▸ WHAT YOU WILL DO
Repeat the material below word for word and leave out all pictures.
━━━━━━━━
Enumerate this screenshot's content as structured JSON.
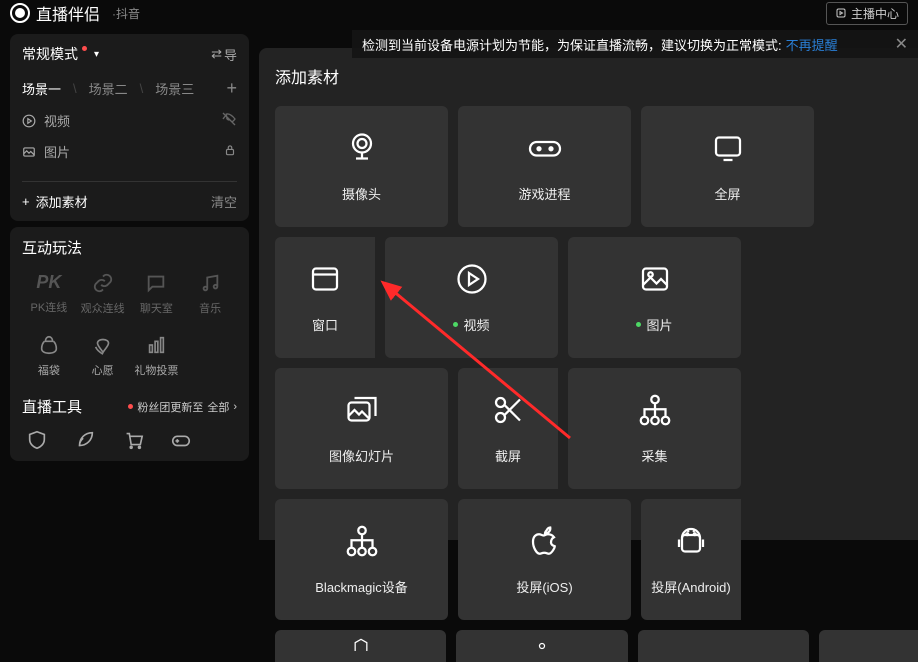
{
  "header": {
    "app_title": "直播伴侣",
    "sub_title": "·抖音",
    "stream_center": "主播中心"
  },
  "notice": {
    "text": "检测到当前设备电源计划为节能，为保证直播流畅，建议切换为正常模式:",
    "link": "不再提醒"
  },
  "left": {
    "mode_label": "常规模式",
    "import_label": "导",
    "scenes": [
      "场景一",
      "场景二",
      "场景三"
    ],
    "video_label": "视频",
    "image_label": "图片",
    "add_material": "添加素材",
    "clear": "清空"
  },
  "interact": {
    "title": "互动玩法",
    "items": [
      {
        "label": "PK连线"
      },
      {
        "label": "观众连线"
      },
      {
        "label": "聊天室"
      },
      {
        "label": "音乐"
      },
      {
        "label": "福袋"
      },
      {
        "label": "心愿"
      },
      {
        "label": "礼物投票"
      },
      {
        "label": ""
      }
    ],
    "tools_title": "直播工具",
    "fans_update": "粉丝团更新至",
    "all_label": "全部"
  },
  "modal": {
    "title": "添加素材",
    "sources": [
      {
        "label": "摄像头",
        "dot": false
      },
      {
        "label": "游戏进程",
        "dot": false
      },
      {
        "label": "全屏",
        "dot": false
      },
      {
        "label": "窗口",
        "dot": false
      },
      {
        "label": "视频",
        "dot": true
      },
      {
        "label": "图片",
        "dot": true
      },
      {
        "label": "图像幻灯片",
        "dot": false
      },
      {
        "label": "截屏",
        "dot": false
      },
      {
        "label": "采集",
        "dot": false
      },
      {
        "label": "Blackmagic设备",
        "dot": false
      },
      {
        "label": "投屏(iOS)",
        "dot": false
      },
      {
        "label": "投屏(Android)",
        "dot": false
      }
    ]
  }
}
━━━━━━━━
▸ OUTPUT FOR THIS TASK
Enumerate this screenshot's content as structured JSON.
{
  "header": {
    "app_title": "直播伴侣",
    "sub_title": "·抖音",
    "stream_center": "主播中心"
  },
  "notice": {
    "text": "检测到当前设备电源计划为节能，为保证直播流畅，建议切换为正常模式:",
    "link": "不再提醒"
  },
  "left": {
    "mode_label": "常规模式",
    "import_label": "导",
    "scenes": [
      "场景一",
      "场景二",
      "场景三"
    ],
    "video_label": "视频",
    "image_label": "图片",
    "add_material": "添加素材",
    "clear": "清空"
  },
  "interact": {
    "title": "互动玩法",
    "items": [
      {
        "label": "PK连线"
      },
      {
        "label": "观众连线"
      },
      {
        "label": "聊天室"
      },
      {
        "label": "音乐"
      },
      {
        "label": "福袋"
      },
      {
        "label": "心愿"
      },
      {
        "label": "礼物投票"
      },
      {
        "label": ""
      }
    ],
    "tools_title": "直播工具",
    "fans_update": "粉丝团更新至",
    "all_label": "全部"
  },
  "modal": {
    "title": "添加素材",
    "sources": [
      {
        "label": "摄像头",
        "dot": false
      },
      {
        "label": "游戏进程",
        "dot": false
      },
      {
        "label": "全屏",
        "dot": false
      },
      {
        "label": "窗口",
        "dot": false
      },
      {
        "label": "视频",
        "dot": true
      },
      {
        "label": "图片",
        "dot": true
      },
      {
        "label": "图像幻灯片",
        "dot": false
      },
      {
        "label": "截屏",
        "dot": false
      },
      {
        "label": "采集",
        "dot": false
      },
      {
        "label": "Blackmagic设备",
        "dot": false
      },
      {
        "label": "投屏(iOS)",
        "dot": false
      },
      {
        "label": "投屏(Android)",
        "dot": false
      }
    ]
  }
}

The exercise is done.